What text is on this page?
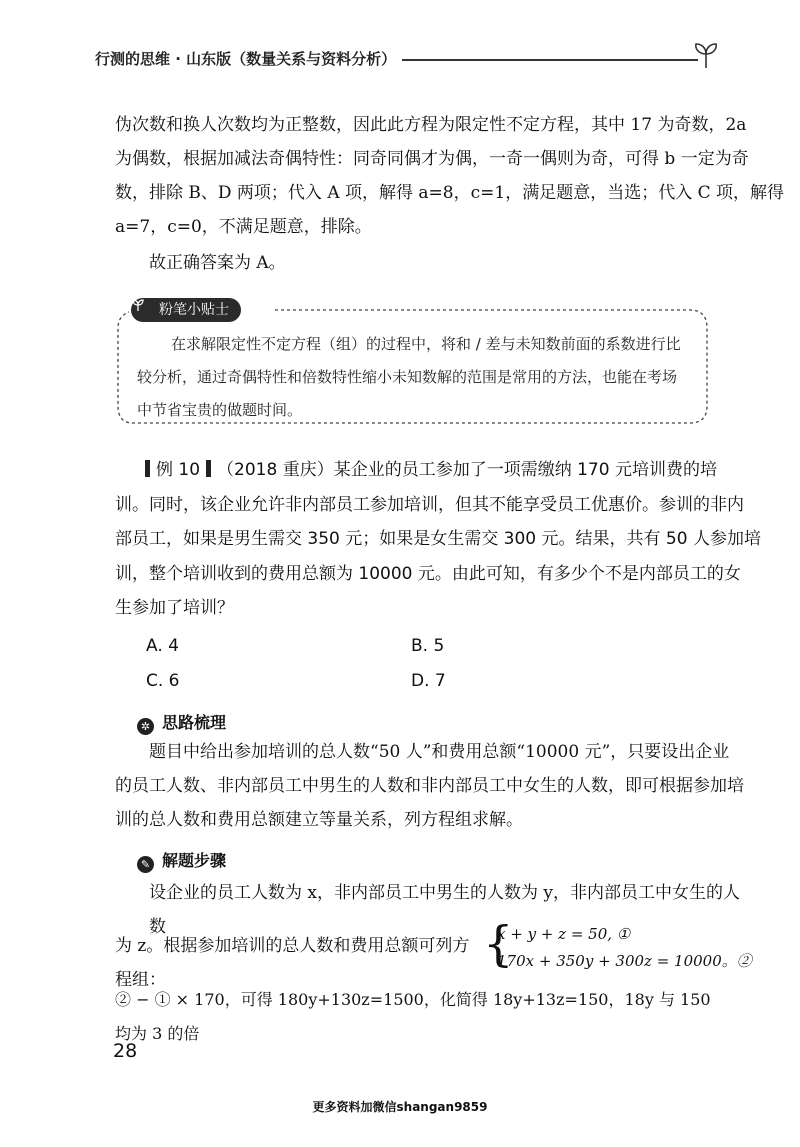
行测的思维 · 山东版（数量关系与资料分析）
伪次数和换人次数均为正整数，因此此方程为限定性不定方程，其中 17 为奇数，2a
为偶数，根据加减法奇偶特性：同奇同偶才为偶，一奇一偶则为奇，可得 b 一定为奇
数，排除 B、D 两项；代入 A 项，解得 a=8，c=1，满足题意，当选；代入 C 项，解得
a=7，c=0，不满足题意，排除。
故正确答案为 A。
粉笔小贴士
在求解限定性不定方程（组）的过程中，将和 / 差与未知数前面的系数进行比
较分析，通过奇偶特性和倍数特性缩小未知数解的范围是常用的方法，也能在考场
中节省宝贵的做题时间。
例 10 （2018 重庆）某企业的员工参加了一项需缴纳 170 元培训费的培
训。同时，该企业允许非内部员工参加培训，但其不能享受员工优惠价。参训的非内
部员工，如果是男生需交 350 元；如果是女生需交 300 元。结果，共有 50 人参加培
训，整个培训收到的费用总额为 10000 元。由此可知，有多少个不是内部员工的女
生参加了培训？
A. 4	B. 5
C. 6	D. 7
✲ 思路梳理
题目中给出参加培训的总人数“50 人”和费用总额“10000 元”，只要设出企业
的员工人数、非内部员工中男生的人数和非内部员工中女生的人数，即可根据参加培
训的总人数和费用总额建立等量关系，列方程组求解。
✎ 解题步骤
设企业的员工人数为 x，非内部员工中男生的人数为 y，非内部员工中女生的人数
为 z。根据参加培训的总人数和费用总额可列方程组：
{
x + y + z = 50, ①
170x + 350y + 300z = 10000。②
② − ① × 170，可得 180y+130z=1500，化简得 18y+13z=150，18y 与 150 均为 3 的倍
28
更多资料加微信shangan9859
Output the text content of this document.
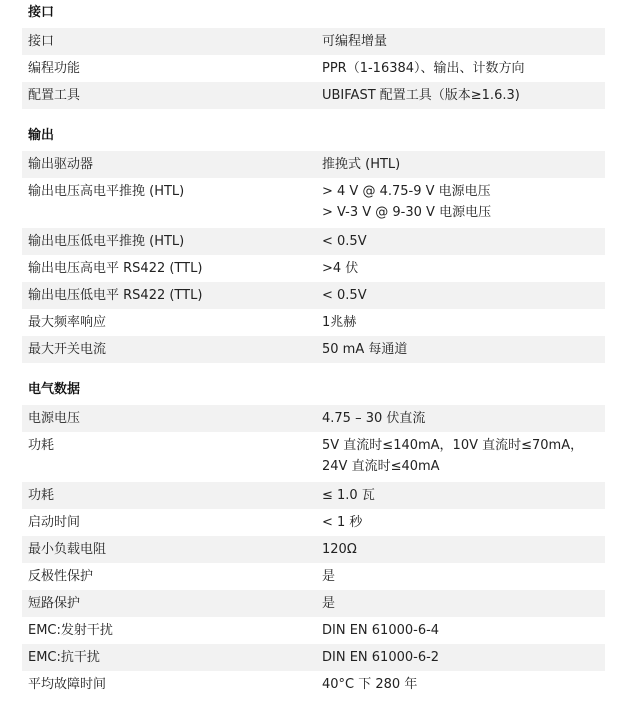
接口
接口	可编程增量

编程功能	PPR（1-16384）、输出、计数方向

配置工具	UBIFAST 配置工具（版本≥1.6.3)
输出
输出驱动器	推挽式 (HTL)

输出电压高电平推挽 (HTL)	> 4 V @ 4.75-9 V 电源电压
> V-3 V @ 9-30 V 电源电压

输出电压低电平推挽 (HTL)	< 0.5V

输出电压高电平 RS422 (TTL)	>4 伏

输出电压低电平 RS422 (TTL)	< 0.5V

最大频率响应	1兆赫

最大开关电流	50 mA 每通道
电气数据
电源电压	4.75 – 30 伏直流

功耗	5V 直流时≤140mA，10V 直流时≤70mA，
24V 直流时≤40mA

功耗	≤ 1.0 瓦

启动时间	< 1 秒

最小负载电阻	120Ω

反极性保护	是

短路保护	是

EMC:发射干扰	DIN EN 61000-6-4

EMC:抗干扰	DIN EN 61000-6-2

平均故障时间	40°C 下 280 年
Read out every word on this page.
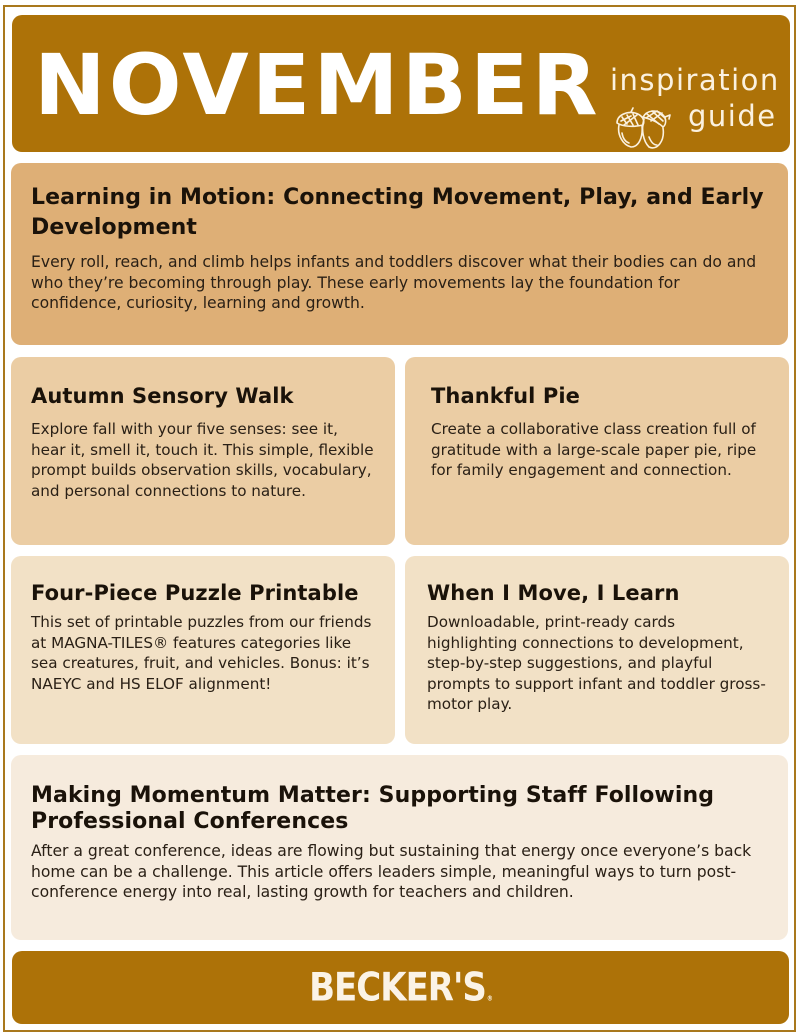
NOVEMBER inspiration
guide
Learning in Motion: Connecting Movement, Play, and Early Development

Every roll, reach, and climb helps infants and toddlers discover what their bodies can do and who they’re becoming through play. These early movements lay the foundation for confidence, curiosity, learning and growth.

Autumn Sensory Walk

Explore fall with your five senses: see it, hear it, smell it, touch it. This simple, flexible prompt builds observation skills, vocabulary, and personal connections to nature.

Thankful Pie

Create a collaborative class creation full of gratitude with a large-scale paper pie, ripe for family engagement and connection.

Four-Piece Puzzle Printable

This set of printable puzzles from our friends at MAGNA-TILES® features categories like sea creatures, fruit, and vehicles. Bonus: it’s NAEYC and HS ELOF alignment!

When I Move, I Learn

Downloadable, print-ready cards highlighting connections to development, step-by-step suggestions, and playful prompts to support infant and toddler gross-motor play.

Making Momentum Matter: Supporting Staff Following Professional Conferences

After a great conference, ideas are flowing but sustaining that energy once everyone’s back home can be a challenge. This article offers leaders simple, meaningful ways to turn post-conference energy into real, lasting growth for teachers and children.

BECKER'S®
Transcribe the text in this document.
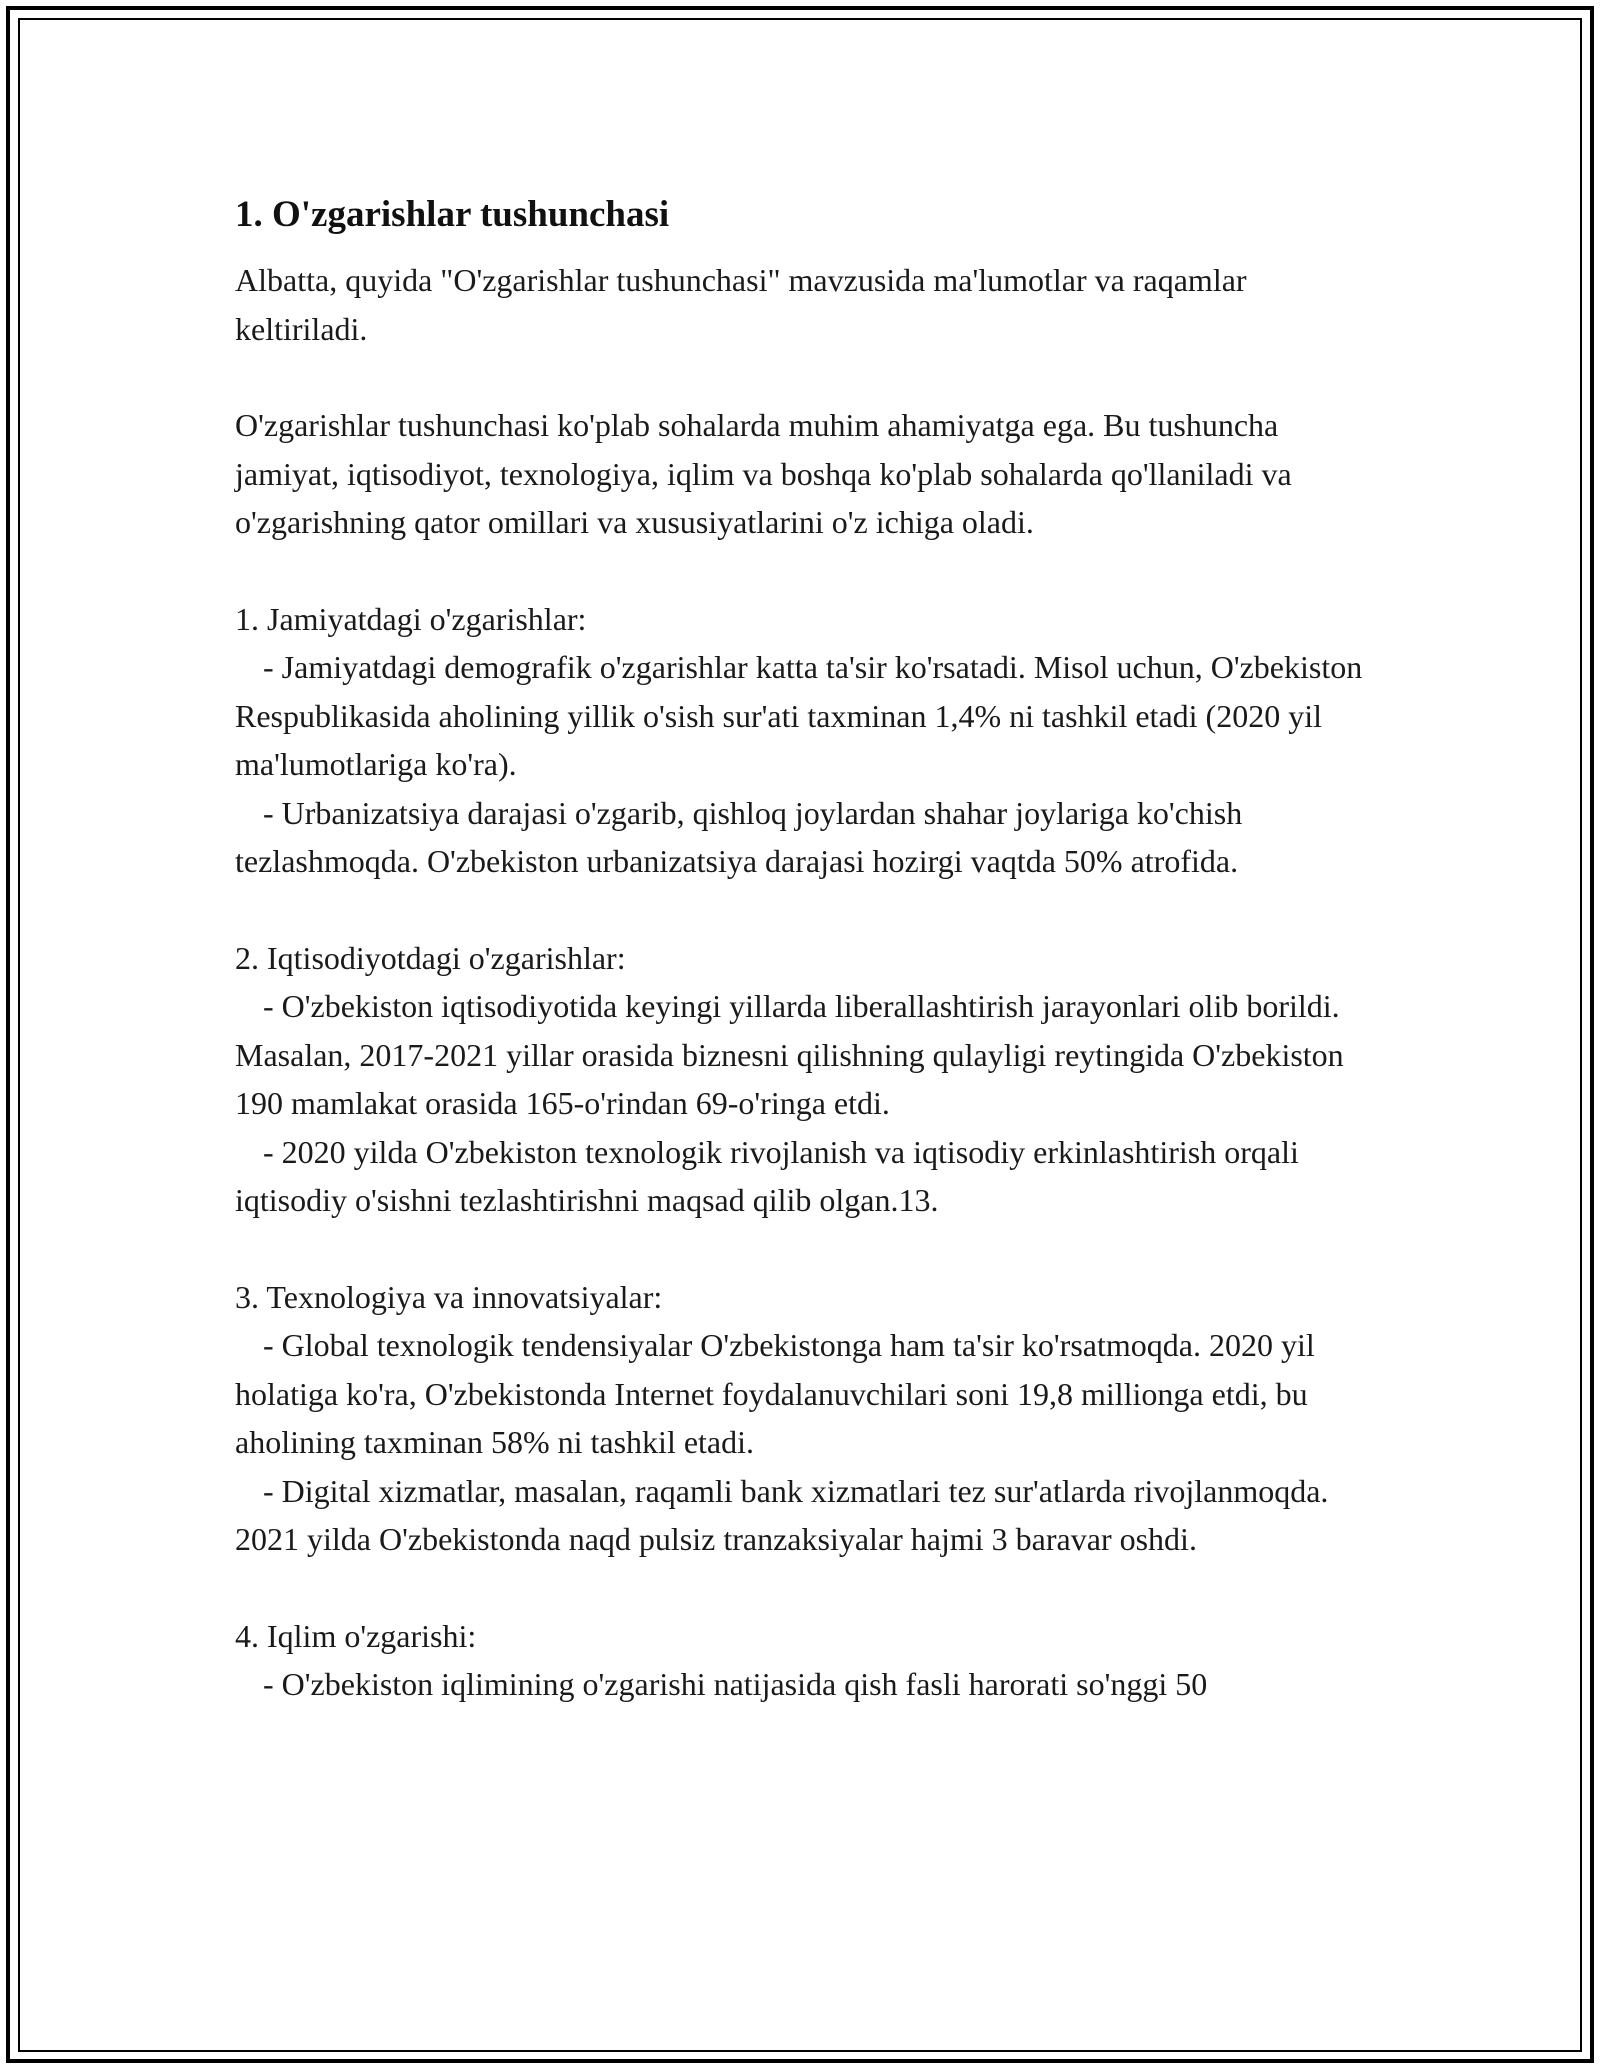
1. O'zgarishlar tushunchasi

Albatta, quyida "O'zgarishlar tushunchasi" mavzusida ma'lumotlar va raqamlar keltiriladi.

O'zgarishlar tushunchasi ko'plab sohalarda muhim ahamiyatga ega. Bu tushuncha jamiyat, iqtisodiyot, texnologiya, iqlim va boshqa ko'plab sohalarda qo'llaniladi va o'zgarishning qator omillari va xususiyatlarini o'z ichiga oladi.

1. Jamiyatdagi o'zgarishlar:

- Jamiyatdagi demografik o'zgarishlar katta ta'sir ko'rsatadi. Misol uchun, O'zbekiston Respublikasida aholining yillik o'sish sur'ati taxminan 1,4% ni tashkil etadi (2020 yil ma'lumotlariga ko'ra).

- Urbanizatsiya darajasi o'zgarib, qishloq joylardan shahar joylariga ko'chish tezlashmoqda. O'zbekiston urbanizatsiya darajasi hozirgi vaqtda 50% atrofida.

2. Iqtisodiyotdagi o'zgarishlar:

- O'zbekiston iqtisodiyotida keyingi yillarda liberallashtirish jarayonlari olib borildi. Masalan, 2017-2021 yillar orasida biznesni qilishning qulayligi reytingida O'zbekiston 190 mamlakat orasida 165-o'rindan 69-o'ringa etdi.

- 2020 yilda O'zbekiston texnologik rivojlanish va iqtisodiy erkinlashtirish orqali iqtisodiy o'sishni tezlashtirishni maqsad qilib olgan.13.

3. Texnologiya va innovatsiyalar:

- Global texnologik tendensiyalar O'zbekistonga ham ta'sir ko'rsatmoqda. 2020 yil holatiga ko'ra, O'zbekistonda Internet foydalanuvchilari soni 19,8 millionga etdi, bu aholining taxminan 58% ni tashkil etadi.

- Digital xizmatlar, masalan, raqamli bank xizmatlari tez sur'atlarda rivojlanmoqda. 2021 yilda O'zbekistonda naqd pulsiz tranzaksiyalar hajmi 3 baravar oshdi.

4. Iqlim o'zgarishi:

- O'zbekiston iqlimining o'zgarishi natijasida qish fasli harorati so'nggi 50
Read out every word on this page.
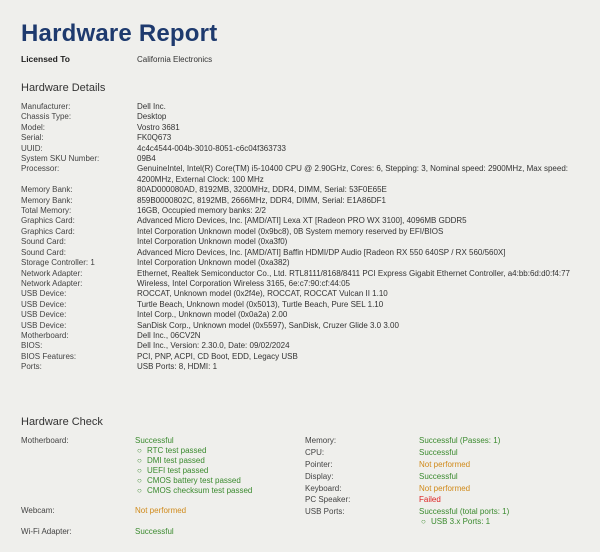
Hardware Report
Licensed To	California Electronics
Hardware Details
Manufacturer:	Dell Inc.
Chassis Type:	Desktop
Model:	Vostro 3681
Serial:	FK0Q673
UUID:	4c4c4544-004b-3010-8051-c6c04f363733
System SKU Number:	09B4
Processor:	GenuineIntel, Intel(R) Core(TM) i5-10400 CPU @ 2.90GHz, Cores: 6, Stepping: 3, Nominal speed: 2900MHz, Max speed: 4200MHz, External Clock: 100 MHz
Memory Bank:	80AD000080AD, 8192MB, 3200MHz, DDR4, DIMM, Serial: 53F0E65E
Memory Bank:	859B0000802C, 8192MB, 2666MHz, DDR4, DIMM, Serial: E1A86DF1
Total Memory:	16GB, Occupied memory banks: 2/2
Graphics Card:	Advanced Micro Devices, Inc. [AMD/ATI] Lexa XT [Radeon PRO WX 3100], 4096MB GDDR5
Graphics Card:	Intel Corporation Unknown model (0x9bc8), 0B System memory reserved by EFI/BIOS
Sound Card:	Intel Corporation Unknown model (0xa3f0)
Sound Card:	Advanced Micro Devices, Inc. [AMD/ATI] Baffin HDMI/DP Audio [Radeon RX 550 640SP / RX 560/560X]
Storage Controller: 1	Intel Corporation Unknown model (0xa382)
Network Adapter:	Ethernet, Realtek Semiconductor Co., Ltd. RTL8111/8168/8411 PCI Express Gigabit Ethernet Controller, a4:bb:6d:d0:f4:77
Network Adapter:	Wireless, Intel Corporation Wireless 3165, 6e:c7:90:cf:44:05
USB Device:	ROCCAT, Unknown model (0x2f4e), ROCCAT, ROCCAT Vulcan II 1.10
USB Device:	Turtle Beach, Unknown model (0x5013), Turtle Beach, Pure SEL 1.10
USB Device:	Intel Corp., Unknown model (0x0a2a) 2.00
USB Device:	SanDisk Corp., Unknown model (0x5597), SanDisk, Cruzer Glide 3.0 3.00
Motherboard:	Dell Inc., 06CV2N
BIOS:	Dell Inc., Version: 2.30.0, Date: 09/02/2024
BIOS Features:	PCI, PNP, ACPI, CD Boot, EDD, Legacy USB
Ports:	USB Ports: 8, HDMI: 1
Hardware Check
Motherboard:	Successful
○ RTC test passed
○ DMI test passed
○ UEFI test passed
○ CMOS battery test passed
○ CMOS checksum test passed
Webcam:	Not performed
Wi-Fi Adapter:	Successful
Memory:	Successful (Passes: 1)
CPU:	Successful
Pointer:	Not performed
Display:	Successful
Keyboard:	Not performed
PC Speaker:	Failed
USB Ports:	Successful (total ports: 1)
○ USB 3.x Ports: 1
────────────────────────────────────────
Set task –
Select every line in the records above that contains the word "etadi".

Solution for this task –
- Jamiyatdagi demografik o'zgarishlar katta ta'sir ko'rsatadi. Misol uchun, O'zbekiston Respublikasida aholining yillik o'sish sur'ati taxminan 1,4% ni tashkil etadi (2020 yil ma'lumotlariga ko'ra).
- Global texnologik tendensiyalar O'zbekistonga ham ta'sir ko'rsatmoqda. 2020 yil holatiga ko'ra, O'zbekistonda Internet foydalanuvchilari soni 19,8 millionga etdi, bu aholining taxminan 58% ni tashkil etadi.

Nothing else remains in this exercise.